WORK REQUIRED
Print the listing below exactly.

RECORDS FOR PROCESSING
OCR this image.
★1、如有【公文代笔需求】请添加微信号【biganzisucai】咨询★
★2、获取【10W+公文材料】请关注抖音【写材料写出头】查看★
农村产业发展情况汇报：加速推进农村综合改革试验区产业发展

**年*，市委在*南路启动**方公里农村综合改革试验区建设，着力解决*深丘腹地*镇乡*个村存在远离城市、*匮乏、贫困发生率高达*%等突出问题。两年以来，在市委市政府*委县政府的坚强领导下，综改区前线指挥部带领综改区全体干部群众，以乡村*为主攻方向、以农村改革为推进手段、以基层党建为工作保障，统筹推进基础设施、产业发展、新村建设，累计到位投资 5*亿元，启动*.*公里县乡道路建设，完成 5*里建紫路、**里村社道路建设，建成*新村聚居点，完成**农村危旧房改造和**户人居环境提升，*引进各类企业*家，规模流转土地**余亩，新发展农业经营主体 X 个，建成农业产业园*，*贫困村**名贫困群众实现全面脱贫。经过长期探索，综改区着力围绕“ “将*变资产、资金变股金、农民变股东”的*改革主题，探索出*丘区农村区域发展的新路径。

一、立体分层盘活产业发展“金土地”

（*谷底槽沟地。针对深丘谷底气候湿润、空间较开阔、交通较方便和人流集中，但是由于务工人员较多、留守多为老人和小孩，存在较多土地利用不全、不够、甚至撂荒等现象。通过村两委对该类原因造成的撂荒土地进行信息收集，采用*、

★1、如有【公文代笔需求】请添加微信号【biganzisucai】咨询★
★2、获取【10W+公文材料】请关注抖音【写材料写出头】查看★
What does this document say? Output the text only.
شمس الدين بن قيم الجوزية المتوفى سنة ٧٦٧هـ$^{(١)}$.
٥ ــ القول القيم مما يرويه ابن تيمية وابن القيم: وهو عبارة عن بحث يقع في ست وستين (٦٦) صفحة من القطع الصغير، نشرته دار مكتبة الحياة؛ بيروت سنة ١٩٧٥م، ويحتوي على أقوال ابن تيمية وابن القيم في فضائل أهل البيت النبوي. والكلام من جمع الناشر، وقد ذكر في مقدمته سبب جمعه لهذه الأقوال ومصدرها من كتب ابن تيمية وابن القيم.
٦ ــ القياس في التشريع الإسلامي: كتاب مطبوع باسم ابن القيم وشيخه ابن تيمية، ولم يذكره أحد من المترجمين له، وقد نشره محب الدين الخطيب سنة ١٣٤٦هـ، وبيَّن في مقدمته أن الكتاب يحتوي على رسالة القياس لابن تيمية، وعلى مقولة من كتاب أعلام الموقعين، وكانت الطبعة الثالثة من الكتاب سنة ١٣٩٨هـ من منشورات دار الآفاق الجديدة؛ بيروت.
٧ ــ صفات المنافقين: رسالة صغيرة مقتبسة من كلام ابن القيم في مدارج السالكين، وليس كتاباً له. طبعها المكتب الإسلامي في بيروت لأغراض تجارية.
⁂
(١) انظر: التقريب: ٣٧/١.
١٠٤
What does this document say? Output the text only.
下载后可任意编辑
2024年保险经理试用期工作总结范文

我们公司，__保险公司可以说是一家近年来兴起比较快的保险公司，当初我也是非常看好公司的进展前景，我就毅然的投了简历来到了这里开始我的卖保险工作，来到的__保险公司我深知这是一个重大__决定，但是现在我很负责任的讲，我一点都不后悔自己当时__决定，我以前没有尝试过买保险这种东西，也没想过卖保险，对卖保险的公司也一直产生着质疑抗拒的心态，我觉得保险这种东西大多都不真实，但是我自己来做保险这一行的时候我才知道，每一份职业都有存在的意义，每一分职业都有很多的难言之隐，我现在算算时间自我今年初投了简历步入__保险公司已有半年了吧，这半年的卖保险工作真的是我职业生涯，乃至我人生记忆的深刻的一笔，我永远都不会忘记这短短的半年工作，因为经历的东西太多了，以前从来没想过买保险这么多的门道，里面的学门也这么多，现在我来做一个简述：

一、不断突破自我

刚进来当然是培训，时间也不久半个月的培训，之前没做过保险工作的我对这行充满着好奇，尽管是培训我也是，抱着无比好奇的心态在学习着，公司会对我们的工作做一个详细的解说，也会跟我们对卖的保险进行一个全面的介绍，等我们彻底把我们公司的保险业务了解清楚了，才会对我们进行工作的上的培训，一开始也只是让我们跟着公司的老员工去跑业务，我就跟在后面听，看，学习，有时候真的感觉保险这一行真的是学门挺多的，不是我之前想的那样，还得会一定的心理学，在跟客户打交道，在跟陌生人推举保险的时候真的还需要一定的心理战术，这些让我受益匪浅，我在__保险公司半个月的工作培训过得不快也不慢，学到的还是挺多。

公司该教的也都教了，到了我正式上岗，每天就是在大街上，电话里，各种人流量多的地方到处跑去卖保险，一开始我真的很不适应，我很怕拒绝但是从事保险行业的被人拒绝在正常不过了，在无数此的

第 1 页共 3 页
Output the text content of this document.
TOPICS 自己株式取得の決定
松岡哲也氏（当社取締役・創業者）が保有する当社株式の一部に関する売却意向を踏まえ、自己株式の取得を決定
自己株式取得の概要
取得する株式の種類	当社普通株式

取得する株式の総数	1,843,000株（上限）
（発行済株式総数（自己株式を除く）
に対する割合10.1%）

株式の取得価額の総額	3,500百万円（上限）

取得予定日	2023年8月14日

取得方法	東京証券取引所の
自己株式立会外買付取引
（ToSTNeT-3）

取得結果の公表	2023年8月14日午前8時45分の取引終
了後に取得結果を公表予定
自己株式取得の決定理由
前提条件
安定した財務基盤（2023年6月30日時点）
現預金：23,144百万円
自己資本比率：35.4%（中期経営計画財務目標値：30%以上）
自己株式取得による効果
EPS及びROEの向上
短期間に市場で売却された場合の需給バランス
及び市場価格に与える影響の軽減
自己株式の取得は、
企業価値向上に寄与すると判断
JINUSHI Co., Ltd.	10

TASK OUTPUT
OCR this image.
★1、如有【公文代笔需求】请添加微信号【biganzisucai】咨询★
★2、获取【10W+公文材料】请关注抖音【写材料写出头】查看★
农村产业发展情况汇报：加速推进农村综合改革试验区产业发展

**年*，市委在*南路启动**方公里农村综合改革试验区建设，着力解决*深丘腹地*镇乡*个村存在远离城市、*匮乏、贫困发生率高达*%等突出问题。两年以来，在市委市政府*委县政府的坚强领导下，综改区前线指挥部带领综改区全体干部群众，以乡村*为主攻方向、以农村改革为推进手段、以基层党建为工作保障，统筹推进基础设施、产业发展、新村建设，累计到位投资 5*亿元，启动*.*公里县乡道路建设，完成 5*里建紫路、**里村社道路建设，建成*新村聚居点，完成**农村危旧房改造和**户人居环境提升，*引进各类企业*家，规模流转土地**余亩，新发展农业经营主体 X 个，建成农业产业园*，*贫困村**名贫困群众实现全面脱贫。经过长期探索，综改区着力围绕“ “将*变资产、资金变股金、农民变股东”的*改革主题，探索出*丘区农村区域发展的新路径。

一、立体分层盘活产业发展“金土地”

（*谷底槽沟地。针对深丘谷底气候湿润、空间较开阔、交通较方便和人流集中，但是由于务工人员较多、留守多为老人和小孩，存在较多土地利用不全、不够、甚至撂荒等现象。通过村两委对该类原因造成的撂荒土地进行信息收集，采用*、

★1、如有【公文代笔需求】请添加微信号【biganzisucai】咨询★
★2、获取【10W+公文材料】请关注抖音【写材料写出头】查看★
What does this document say? Output the text only.
شمس الدين بن قيم الجوزية المتوفى سنة ٧٦٧هـ$^{(١)}$.
٥ ــ القول القيم مما يرويه ابن تيمية وابن القيم: وهو عبارة عن بحث يقع في ست وستين (٦٦) صفحة من القطع الصغير، نشرته دار مكتبة الحياة؛ بيروت سنة ١٩٧٥م، ويحتوي على أقوال ابن تيمية وابن القيم في فضائل أهل البيت النبوي. والكلام من جمع الناشر، وقد ذكر في مقدمته سبب جمعه لهذه الأقوال ومصدرها من كتب ابن تيمية وابن القيم.
٦ ــ القياس في التشريع الإسلامي: كتاب مطبوع باسم ابن القيم وشيخه ابن تيمية، ولم يذكره أحد من المترجمين له، وقد نشره محب الدين الخطيب سنة ١٣٤٦هـ، وبيَّن في مقدمته أن الكتاب يحتوي على رسالة القياس لابن تيمية، وعلى مقولة من كتاب أعلام الموقعين، وكانت الطبعة الثالثة من الكتاب سنة ١٣٩٨هـ من منشورات دار الآفاق الجديدة؛ بيروت.
٧ ــ صفات المنافقين: رسالة صغيرة مقتبسة من كلام ابن القيم في مدارج السالكين، وليس كتاباً له. طبعها المكتب الإسلامي في بيروت لأغراض تجارية.
⁂
(١) انظر: التقريب: ٣٧/١.
١٠٤
What does this document say? Output the text only.
下载后可任意编辑
2024年保险经理试用期工作总结范文

我们公司，__保险公司可以说是一家近年来兴起比较快的保险公司，当初我也是非常看好公司的进展前景，我就毅然的投了简历来到了这里开始我的卖保险工作，来到的__保险公司我深知这是一个重大__决定，但是现在我很负责任的讲，我一点都不后悔自己当时__决定，我以前没有尝试过买保险这种东西，也没想过卖保险，对卖保险的公司也一直产生着质疑抗拒的心态，我觉得保险这种东西大多都不真实，但是我自己来做保险这一行的时候我才知道，每一份职业都有存在的意义，每一分职业都有很多的难言之隐，我现在算算时间自我今年初投了简历步入__保险公司已有半年了吧，这半年的卖保险工作真的是我职业生涯，乃至我人生记忆的深刻的一笔，我永远都不会忘记这短短的半年工作，因为经历的东西太多了，以前从来没想过买保险这么多的门道，里面的学门也这么多，现在我来做一个简述：

一、不断突破自我

刚进来当然是培训，时间也不久半个月的培训，之前没做过保险工作的我对这行充满着好奇，尽管是培训我也是，抱着无比好奇的心态在学习着，公司会对我们的工作做一个详细的解说，也会跟我们对卖的保险进行一个全面的介绍，等我们彻底把我们公司的保险业务了解清楚了，才会对我们进行工作的上的培训，一开始也只是让我们跟着公司的老员工去跑业务，我就跟在后面听，看，学习，有时候真的感觉保险这一行真的是学门挺多的，不是我之前想的那样，还得会一定的心理学，在跟客户打交道，在跟陌生人推举保险的时候真的还需要一定的心理战术，这些让我受益匪浅，我在__保险公司半个月的工作培训过得不快也不慢，学到的还是挺多。

公司该教的也都教了，到了我正式上岗，每天就是在大街上，电话里，各种人流量多的地方到处跑去卖保险，一开始我真的很不适应，我很怕拒绝但是从事保险行业的被人拒绝在正常不过了，在无数此的

第 1 页共 3 页
Output the text content of this document.
TOPICS 自己株式取得の決定
松岡哲也氏（当社取締役・創業者）が保有する当社株式の一部に関する売却意向を踏まえ、自己株式の取得を決定
自己株式取得の概要
取得する株式の種類	当社普通株式

取得する株式の総数	1,843,000株（上限）
（発行済株式総数（自己株式を除く）
に対する割合10.1%）

株式の取得価額の総額	3,500百万円（上限）

取得予定日	2023年8月14日

取得方法	東京証券取引所の
自己株式立会外買付取引
（ToSTNeT-3）

取得結果の公表	2023年8月14日午前8時45分の取引終
了後に取得結果を公表予定
自己株式取得の決定理由
前提条件
安定した財務基盤（2023年6月30日時点）
現預金：23,144百万円
自己資本比率：35.4%（中期経営計画財務目標値：30%以上）
自己株式取得による効果
EPS及びROEの向上
短期間に市場で売却された場合の需給バランス
及び市場価格に与える影響の軽減
自己株式の取得は、
企業価値向上に寄与すると判断
JINUSHI Co., Ltd.	10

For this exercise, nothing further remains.